(Data items)
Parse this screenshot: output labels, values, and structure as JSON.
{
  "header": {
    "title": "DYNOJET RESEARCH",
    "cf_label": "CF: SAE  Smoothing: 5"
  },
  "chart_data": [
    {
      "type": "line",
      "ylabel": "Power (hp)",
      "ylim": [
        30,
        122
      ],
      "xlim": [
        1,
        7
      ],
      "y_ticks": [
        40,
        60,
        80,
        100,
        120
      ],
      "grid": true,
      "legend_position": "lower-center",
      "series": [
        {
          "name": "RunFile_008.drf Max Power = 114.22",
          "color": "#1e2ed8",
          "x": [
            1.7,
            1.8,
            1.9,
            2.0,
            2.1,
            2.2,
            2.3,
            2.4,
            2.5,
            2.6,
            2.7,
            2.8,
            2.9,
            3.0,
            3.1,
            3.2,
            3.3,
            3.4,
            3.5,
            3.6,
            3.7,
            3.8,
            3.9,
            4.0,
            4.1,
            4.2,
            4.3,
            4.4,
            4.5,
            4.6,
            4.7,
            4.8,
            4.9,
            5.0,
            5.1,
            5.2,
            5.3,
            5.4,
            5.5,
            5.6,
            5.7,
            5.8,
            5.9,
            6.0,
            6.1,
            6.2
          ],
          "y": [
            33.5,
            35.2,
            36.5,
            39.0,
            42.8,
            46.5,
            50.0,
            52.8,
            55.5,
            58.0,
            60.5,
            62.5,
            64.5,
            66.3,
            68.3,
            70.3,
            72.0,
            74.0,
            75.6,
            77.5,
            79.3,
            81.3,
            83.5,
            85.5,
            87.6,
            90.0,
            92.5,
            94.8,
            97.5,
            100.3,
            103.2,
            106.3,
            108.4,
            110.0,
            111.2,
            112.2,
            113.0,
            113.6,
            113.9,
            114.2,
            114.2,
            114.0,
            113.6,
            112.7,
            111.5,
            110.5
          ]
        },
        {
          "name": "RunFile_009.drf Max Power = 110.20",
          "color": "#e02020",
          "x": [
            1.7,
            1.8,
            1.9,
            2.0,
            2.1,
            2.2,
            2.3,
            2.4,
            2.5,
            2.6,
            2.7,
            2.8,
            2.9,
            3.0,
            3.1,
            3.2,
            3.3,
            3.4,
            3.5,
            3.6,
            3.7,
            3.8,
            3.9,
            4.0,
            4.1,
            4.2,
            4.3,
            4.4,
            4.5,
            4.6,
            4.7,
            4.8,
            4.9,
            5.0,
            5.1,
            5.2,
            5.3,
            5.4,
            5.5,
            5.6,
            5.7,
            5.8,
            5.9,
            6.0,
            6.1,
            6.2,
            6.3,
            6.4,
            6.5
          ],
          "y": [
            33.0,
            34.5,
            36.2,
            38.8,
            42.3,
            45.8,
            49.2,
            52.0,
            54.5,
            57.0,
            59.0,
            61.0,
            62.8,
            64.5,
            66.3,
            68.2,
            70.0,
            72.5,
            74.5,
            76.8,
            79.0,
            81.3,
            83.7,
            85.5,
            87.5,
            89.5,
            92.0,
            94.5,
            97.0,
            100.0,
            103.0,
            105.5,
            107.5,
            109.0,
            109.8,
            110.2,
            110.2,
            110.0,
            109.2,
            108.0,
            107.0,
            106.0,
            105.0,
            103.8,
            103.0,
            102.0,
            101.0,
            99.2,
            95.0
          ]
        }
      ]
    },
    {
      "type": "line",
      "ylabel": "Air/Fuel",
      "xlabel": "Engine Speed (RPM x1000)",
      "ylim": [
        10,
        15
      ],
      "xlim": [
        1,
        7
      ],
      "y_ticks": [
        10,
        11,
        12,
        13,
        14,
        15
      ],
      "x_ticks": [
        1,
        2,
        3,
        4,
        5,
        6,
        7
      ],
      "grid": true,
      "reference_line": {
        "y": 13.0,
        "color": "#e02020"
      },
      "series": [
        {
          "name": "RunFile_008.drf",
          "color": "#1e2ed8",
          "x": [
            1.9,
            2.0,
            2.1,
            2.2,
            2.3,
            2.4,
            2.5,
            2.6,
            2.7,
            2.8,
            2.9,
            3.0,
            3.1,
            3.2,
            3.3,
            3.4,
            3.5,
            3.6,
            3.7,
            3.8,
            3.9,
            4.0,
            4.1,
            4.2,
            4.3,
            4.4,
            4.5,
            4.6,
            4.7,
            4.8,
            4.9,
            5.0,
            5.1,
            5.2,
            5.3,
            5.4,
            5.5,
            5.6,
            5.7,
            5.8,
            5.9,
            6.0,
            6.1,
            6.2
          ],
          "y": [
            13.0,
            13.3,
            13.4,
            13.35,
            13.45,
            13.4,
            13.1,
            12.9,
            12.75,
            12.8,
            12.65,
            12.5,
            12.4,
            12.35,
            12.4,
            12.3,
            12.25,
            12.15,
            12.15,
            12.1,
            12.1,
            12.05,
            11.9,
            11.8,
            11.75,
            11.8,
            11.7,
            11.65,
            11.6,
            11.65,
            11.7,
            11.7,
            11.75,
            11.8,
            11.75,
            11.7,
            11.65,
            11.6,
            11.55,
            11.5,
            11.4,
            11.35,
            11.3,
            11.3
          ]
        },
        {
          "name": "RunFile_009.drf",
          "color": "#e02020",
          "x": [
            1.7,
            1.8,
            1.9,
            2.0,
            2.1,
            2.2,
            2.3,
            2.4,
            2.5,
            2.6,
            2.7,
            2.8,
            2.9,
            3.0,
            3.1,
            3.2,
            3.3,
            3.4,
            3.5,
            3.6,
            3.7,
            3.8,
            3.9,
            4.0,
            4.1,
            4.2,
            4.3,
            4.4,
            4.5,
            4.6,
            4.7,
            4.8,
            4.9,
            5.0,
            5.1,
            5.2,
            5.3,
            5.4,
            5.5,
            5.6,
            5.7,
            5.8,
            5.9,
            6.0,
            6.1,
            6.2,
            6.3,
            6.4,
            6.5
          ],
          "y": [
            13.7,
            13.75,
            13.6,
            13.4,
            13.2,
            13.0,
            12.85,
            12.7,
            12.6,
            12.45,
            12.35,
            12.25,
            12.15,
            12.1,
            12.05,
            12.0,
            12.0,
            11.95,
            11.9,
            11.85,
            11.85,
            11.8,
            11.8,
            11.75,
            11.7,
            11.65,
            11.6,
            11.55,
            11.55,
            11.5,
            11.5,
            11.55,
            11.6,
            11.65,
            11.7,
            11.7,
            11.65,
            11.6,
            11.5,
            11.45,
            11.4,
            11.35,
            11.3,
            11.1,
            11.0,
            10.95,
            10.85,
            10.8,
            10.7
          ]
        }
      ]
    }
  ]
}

Task statement:
All of the data needs to be printed once more, exactly.

Full answer:
Parse this screenshot: output labels, values, and structure as JSON.
{
  "header": {
    "title": "DYNOJET RESEARCH",
    "cf_label": "CF: SAE  Smoothing: 5"
  },
  "chart_data": [
    {
      "type": "line",
      "ylabel": "Power (hp)",
      "ylim": [
        30,
        122
      ],
      "xlim": [
        1,
        7
      ],
      "y_ticks": [
        40,
        60,
        80,
        100,
        120
      ],
      "grid": true,
      "legend_position": "lower-center",
      "series": [
        {
          "name": "RunFile_008.drf Max Power = 114.22",
          "color": "#1e2ed8",
          "x": [
            1.7,
            1.8,
            1.9,
            2.0,
            2.1,
            2.2,
            2.3,
            2.4,
            2.5,
            2.6,
            2.7,
            2.8,
            2.9,
            3.0,
            3.1,
            3.2,
            3.3,
            3.4,
            3.5,
            3.6,
            3.7,
            3.8,
            3.9,
            4.0,
            4.1,
            4.2,
            4.3,
            4.4,
            4.5,
            4.6,
            4.7,
            4.8,
            4.9,
            5.0,
            5.1,
            5.2,
            5.3,
            5.4,
            5.5,
            5.6,
            5.7,
            5.8,
            5.9,
            6.0,
            6.1,
            6.2
          ],
          "y": [
            33.5,
            35.2,
            36.5,
            39.0,
            42.8,
            46.5,
            50.0,
            52.8,
            55.5,
            58.0,
            60.5,
            62.5,
            64.5,
            66.3,
            68.3,
            70.3,
            72.0,
            74.0,
            75.6,
            77.5,
            79.3,
            81.3,
            83.5,
            85.5,
            87.6,
            90.0,
            92.5,
            94.8,
            97.5,
            100.3,
            103.2,
            106.3,
            108.4,
            110.0,
            111.2,
            112.2,
            113.0,
            113.6,
            113.9,
            114.2,
            114.2,
            114.0,
            113.6,
            112.7,
            111.5,
            110.5
          ]
        },
        {
          "name": "RunFile_009.drf Max Power = 110.20",
          "color": "#e02020",
          "x": [
            1.7,
            1.8,
            1.9,
            2.0,
            2.1,
            2.2,
            2.3,
            2.4,
            2.5,
            2.6,
            2.7,
            2.8,
            2.9,
            3.0,
            3.1,
            3.2,
            3.3,
            3.4,
            3.5,
            3.6,
            3.7,
            3.8,
            3.9,
            4.0,
            4.1,
            4.2,
            4.3,
            4.4,
            4.5,
            4.6,
            4.7,
            4.8,
            4.9,
            5.0,
            5.1,
            5.2,
            5.3,
            5.4,
            5.5,
            5.6,
            5.7,
            5.8,
            5.9,
            6.0,
            6.1,
            6.2,
            6.3,
            6.4,
            6.5
          ],
          "y": [
            33.0,
            34.5,
            36.2,
            38.8,
            42.3,
            45.8,
            49.2,
            52.0,
            54.5,
            57.0,
            59.0,
            61.0,
            62.8,
            64.5,
            66.3,
            68.2,
            70.0,
            72.5,
            74.5,
            76.8,
            79.0,
            81.3,
            83.7,
            85.5,
            87.5,
            89.5,
            92.0,
            94.5,
            97.0,
            100.0,
            103.0,
            105.5,
            107.5,
            109.0,
            109.8,
            110.2,
            110.2,
            110.0,
            109.2,
            108.0,
            107.0,
            106.0,
            105.0,
            103.8,
            103.0,
            102.0,
            101.0,
            99.2,
            95.0
          ]
        }
      ]
    },
    {
      "type": "line",
      "ylabel": "Air/Fuel",
      "xlabel": "Engine Speed (RPM x1000)",
      "ylim": [
        10,
        15
      ],
      "xlim": [
        1,
        7
      ],
      "y_ticks": [
        10,
        11,
        12,
        13,
        14,
        15
      ],
      "x_ticks": [
        1,
        2,
        3,
        4,
        5,
        6,
        7
      ],
      "grid": true,
      "reference_line": {
        "y": 13.0,
        "color": "#e02020"
      },
      "series": [
        {
          "name": "RunFile_008.drf",
          "color": "#1e2ed8",
          "x": [
            1.9,
            2.0,
            2.1,
            2.2,
            2.3,
            2.4,
            2.5,
            2.6,
            2.7,
            2.8,
            2.9,
            3.0,
            3.1,
            3.2,
            3.3,
            3.4,
            3.5,
            3.6,
            3.7,
            3.8,
            3.9,
            4.0,
            4.1,
            4.2,
            4.3,
            4.4,
            4.5,
            4.6,
            4.7,
            4.8,
            4.9,
            5.0,
            5.1,
            5.2,
            5.3,
            5.4,
            5.5,
            5.6,
            5.7,
            5.8,
            5.9,
            6.0,
            6.1,
            6.2
          ],
          "y": [
            13.0,
            13.3,
            13.4,
            13.35,
            13.45,
            13.4,
            13.1,
            12.9,
            12.75,
            12.8,
            12.65,
            12.5,
            12.4,
            12.35,
            12.4,
            12.3,
            12.25,
            12.15,
            12.15,
            12.1,
            12.1,
            12.05,
            11.9,
            11.8,
            11.75,
            11.8,
            11.7,
            11.65,
            11.6,
            11.65,
            11.7,
            11.7,
            11.75,
            11.8,
            11.75,
            11.7,
            11.65,
            11.6,
            11.55,
            11.5,
            11.4,
            11.35,
            11.3,
            11.3
          ]
        },
        {
          "name": "RunFile_009.drf",
          "color": "#e02020",
          "x": [
            1.7,
            1.8,
            1.9,
            2.0,
            2.1,
            2.2,
            2.3,
            2.4,
            2.5,
            2.6,
            2.7,
            2.8,
            2.9,
            3.0,
            3.1,
            3.2,
            3.3,
            3.4,
            3.5,
            3.6,
            3.7,
            3.8,
            3.9,
            4.0,
            4.1,
            4.2,
            4.3,
            4.4,
            4.5,
            4.6,
            4.7,
            4.8,
            4.9,
            5.0,
            5.1,
            5.2,
            5.3,
            5.4,
            5.5,
            5.6,
            5.7,
            5.8,
            5.9,
            6.0,
            6.1,
            6.2,
            6.3,
            6.4,
            6.5
          ],
          "y": [
            13.7,
            13.75,
            13.6,
            13.4,
            13.2,
            13.0,
            12.85,
            12.7,
            12.6,
            12.45,
            12.35,
            12.25,
            12.15,
            12.1,
            12.05,
            12.0,
            12.0,
            11.95,
            11.9,
            11.85,
            11.85,
            11.8,
            11.8,
            11.75,
            11.7,
            11.65,
            11.6,
            11.55,
            11.55,
            11.5,
            11.5,
            11.55,
            11.6,
            11.65,
            11.7,
            11.7,
            11.65,
            11.6,
            11.5,
            11.45,
            11.4,
            11.35,
            11.3,
            11.1,
            11.0,
            10.95,
            10.85,
            10.8,
            10.7
          ]
        }
      ]
    }
  ]
}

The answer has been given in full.